### TASK GOAL
Filter the data below for the string "улице" and copy each matching line.

* start *

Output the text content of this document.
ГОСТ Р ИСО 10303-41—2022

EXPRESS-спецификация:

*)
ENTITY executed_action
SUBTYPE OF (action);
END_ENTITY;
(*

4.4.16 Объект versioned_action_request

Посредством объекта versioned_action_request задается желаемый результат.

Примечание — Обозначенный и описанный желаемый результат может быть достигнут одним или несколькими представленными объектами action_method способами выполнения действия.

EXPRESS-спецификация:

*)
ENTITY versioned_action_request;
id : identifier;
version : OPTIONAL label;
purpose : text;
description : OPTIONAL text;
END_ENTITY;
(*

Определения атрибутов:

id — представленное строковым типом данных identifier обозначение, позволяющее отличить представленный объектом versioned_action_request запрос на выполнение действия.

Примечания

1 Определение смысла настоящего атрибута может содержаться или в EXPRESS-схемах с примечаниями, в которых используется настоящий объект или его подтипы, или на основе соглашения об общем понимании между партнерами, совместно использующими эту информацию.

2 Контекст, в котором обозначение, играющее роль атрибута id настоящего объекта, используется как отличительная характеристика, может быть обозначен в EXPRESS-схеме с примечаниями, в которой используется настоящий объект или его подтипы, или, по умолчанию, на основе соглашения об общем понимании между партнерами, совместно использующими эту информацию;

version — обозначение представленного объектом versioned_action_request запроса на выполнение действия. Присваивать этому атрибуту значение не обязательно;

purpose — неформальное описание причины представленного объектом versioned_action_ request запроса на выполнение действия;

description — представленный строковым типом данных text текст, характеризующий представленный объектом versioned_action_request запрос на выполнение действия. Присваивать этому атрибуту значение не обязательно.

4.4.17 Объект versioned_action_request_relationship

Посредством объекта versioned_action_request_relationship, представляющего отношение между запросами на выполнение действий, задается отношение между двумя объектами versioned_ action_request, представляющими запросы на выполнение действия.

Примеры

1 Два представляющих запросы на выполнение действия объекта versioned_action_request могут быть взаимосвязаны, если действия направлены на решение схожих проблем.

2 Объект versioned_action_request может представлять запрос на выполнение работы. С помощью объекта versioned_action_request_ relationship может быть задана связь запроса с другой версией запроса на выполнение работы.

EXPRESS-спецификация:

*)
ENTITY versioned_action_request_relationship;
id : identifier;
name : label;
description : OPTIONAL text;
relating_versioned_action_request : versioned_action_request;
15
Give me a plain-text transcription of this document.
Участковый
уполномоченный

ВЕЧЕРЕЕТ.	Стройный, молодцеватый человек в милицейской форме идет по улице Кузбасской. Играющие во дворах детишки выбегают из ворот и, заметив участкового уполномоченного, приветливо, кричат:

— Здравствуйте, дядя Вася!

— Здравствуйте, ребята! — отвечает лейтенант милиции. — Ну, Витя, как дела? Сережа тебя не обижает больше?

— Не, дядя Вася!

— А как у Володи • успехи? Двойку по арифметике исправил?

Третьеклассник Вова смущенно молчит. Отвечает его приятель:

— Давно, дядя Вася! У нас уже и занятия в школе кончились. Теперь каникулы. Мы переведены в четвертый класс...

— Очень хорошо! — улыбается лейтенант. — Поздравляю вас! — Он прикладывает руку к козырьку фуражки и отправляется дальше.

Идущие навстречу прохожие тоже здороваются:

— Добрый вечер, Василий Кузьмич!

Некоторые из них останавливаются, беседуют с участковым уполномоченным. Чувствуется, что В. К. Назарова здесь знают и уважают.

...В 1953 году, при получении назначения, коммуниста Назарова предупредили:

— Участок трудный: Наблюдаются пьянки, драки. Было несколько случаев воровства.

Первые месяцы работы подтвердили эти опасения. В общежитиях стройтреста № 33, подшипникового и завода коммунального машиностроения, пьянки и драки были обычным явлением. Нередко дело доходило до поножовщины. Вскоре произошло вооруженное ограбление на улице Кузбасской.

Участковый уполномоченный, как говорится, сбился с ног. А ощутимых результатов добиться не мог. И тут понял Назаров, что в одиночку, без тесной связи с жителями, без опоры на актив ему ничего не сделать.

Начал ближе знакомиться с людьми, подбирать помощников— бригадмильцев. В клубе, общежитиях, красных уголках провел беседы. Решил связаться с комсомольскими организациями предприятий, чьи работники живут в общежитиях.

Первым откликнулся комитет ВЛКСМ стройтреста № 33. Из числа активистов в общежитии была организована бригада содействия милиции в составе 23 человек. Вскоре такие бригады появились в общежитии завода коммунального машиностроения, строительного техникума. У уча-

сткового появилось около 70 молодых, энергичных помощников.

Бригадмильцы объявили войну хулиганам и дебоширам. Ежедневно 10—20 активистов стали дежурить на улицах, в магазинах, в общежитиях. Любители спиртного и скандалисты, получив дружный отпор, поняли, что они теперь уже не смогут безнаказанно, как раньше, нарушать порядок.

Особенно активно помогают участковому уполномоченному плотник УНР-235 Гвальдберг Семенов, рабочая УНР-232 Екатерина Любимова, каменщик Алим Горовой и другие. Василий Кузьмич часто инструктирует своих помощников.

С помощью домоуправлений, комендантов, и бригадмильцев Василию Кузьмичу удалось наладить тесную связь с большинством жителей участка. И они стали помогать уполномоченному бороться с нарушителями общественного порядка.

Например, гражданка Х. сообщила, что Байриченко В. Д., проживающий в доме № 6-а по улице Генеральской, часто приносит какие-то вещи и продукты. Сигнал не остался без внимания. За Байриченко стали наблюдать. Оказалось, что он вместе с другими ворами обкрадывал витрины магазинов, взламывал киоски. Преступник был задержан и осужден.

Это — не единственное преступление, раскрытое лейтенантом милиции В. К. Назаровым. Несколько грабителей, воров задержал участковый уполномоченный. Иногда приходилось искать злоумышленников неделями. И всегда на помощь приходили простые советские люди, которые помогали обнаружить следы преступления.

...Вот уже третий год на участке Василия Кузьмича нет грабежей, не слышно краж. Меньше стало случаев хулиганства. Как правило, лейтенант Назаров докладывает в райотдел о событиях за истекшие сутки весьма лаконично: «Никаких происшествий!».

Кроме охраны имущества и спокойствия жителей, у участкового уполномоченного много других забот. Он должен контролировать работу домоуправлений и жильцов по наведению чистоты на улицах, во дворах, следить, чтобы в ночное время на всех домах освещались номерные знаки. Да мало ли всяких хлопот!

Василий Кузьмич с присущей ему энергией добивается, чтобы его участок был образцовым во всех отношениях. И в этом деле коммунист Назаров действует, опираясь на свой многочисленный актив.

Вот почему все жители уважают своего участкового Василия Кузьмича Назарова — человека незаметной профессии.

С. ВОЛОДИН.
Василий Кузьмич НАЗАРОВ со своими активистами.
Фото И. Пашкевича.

* end *

### RESULT BELOW
ВЕЧЕРЕЕТ.	Стройный, молодцеватый человек в милицейской форме идет по улице Кузбасской. Играющие во дворах детишки выбегают из ворот и, заметив участкового уполномоченного, приветливо, кричат:
Первые месяцы работы подтвердили эти опасения. В общежитиях стройтреста № 33, подшипникового и завода коммунального машиностроения, пьянки и драки были обычным явлением. Нередко дело доходило до поножовщины. Вскоре произошло вооруженное ограбление на улице Кузбасской.
Например, гражданка Х. сообщила, что Байриченко В. Д., проживающий в доме № 6-а по улице Генеральской, часто приносит какие-то вещи и продукты. Сигнал не остался без внимания. За Байриченко стали наблюдать. Оказалось, что он вместе с другими ворами обкрадывал витрины магазинов, взламывал киоски. Преступник был задержан и осужден.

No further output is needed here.